Objective :: Each record below is to be reproduced without any change.

Provided information ::
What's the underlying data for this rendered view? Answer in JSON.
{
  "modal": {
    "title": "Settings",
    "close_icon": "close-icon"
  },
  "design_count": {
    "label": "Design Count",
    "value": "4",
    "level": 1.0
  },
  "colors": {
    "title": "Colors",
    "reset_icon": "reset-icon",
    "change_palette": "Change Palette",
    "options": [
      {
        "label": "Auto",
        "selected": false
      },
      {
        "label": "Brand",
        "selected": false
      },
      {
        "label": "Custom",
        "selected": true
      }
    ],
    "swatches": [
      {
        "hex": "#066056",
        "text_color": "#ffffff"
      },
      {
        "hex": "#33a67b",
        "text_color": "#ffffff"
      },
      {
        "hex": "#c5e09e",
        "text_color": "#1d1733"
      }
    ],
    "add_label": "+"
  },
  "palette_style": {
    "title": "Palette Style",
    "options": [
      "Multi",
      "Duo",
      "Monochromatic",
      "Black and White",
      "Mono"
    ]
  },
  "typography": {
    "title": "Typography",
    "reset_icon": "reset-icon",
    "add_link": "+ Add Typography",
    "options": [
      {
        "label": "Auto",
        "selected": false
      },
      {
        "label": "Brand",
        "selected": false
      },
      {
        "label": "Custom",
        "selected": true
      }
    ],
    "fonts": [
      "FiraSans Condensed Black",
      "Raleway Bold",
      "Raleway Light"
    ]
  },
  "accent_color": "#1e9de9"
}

Written response ::
What's the underlying data for this rendered view? Answer in JSON.
{
  "modal": {
    "title": "Settings",
    "close_icon": "close-icon"
  },
  "design_count": {
    "label": "Design Count",
    "value": "4",
    "level": 1.0
  },
  "colors": {
    "title": "Colors",
    "reset_icon": "reset-icon",
    "change_palette": "Change Palette",
    "options": [
      {
        "label": "Auto",
        "selected": false
      },
      {
        "label": "Brand",
        "selected": false
      },
      {
        "label": "Custom",
        "selected": true
      }
    ],
    "swatches": [
      {
        "hex": "#066056",
        "text_color": "#ffffff"
      },
      {
        "hex": "#33a67b",
        "text_color": "#ffffff"
      },
      {
        "hex": "#c5e09e",
        "text_color": "#1d1733"
      }
    ],
    "add_label": "+"
  },
  "palette_style": {
    "title": "Palette Style",
    "options": [
      "Multi",
      "Duo",
      "Monochromatic",
      "Black and White",
      "Mono"
    ]
  },
  "typography": {
    "title": "Typography",
    "reset_icon": "reset-icon",
    "add_link": "+ Add Typography",
    "options": [
      {
        "label": "Auto",
        "selected": false
      },
      {
        "label": "Brand",
        "selected": false
      },
      {
        "label": "Custom",
        "selected": true
      }
    ],
    "fonts": [
      "FiraSans Condensed Black",
      "Raleway Bold",
      "Raleway Light"
    ]
  },
  "accent_color": "#1e9de9"
}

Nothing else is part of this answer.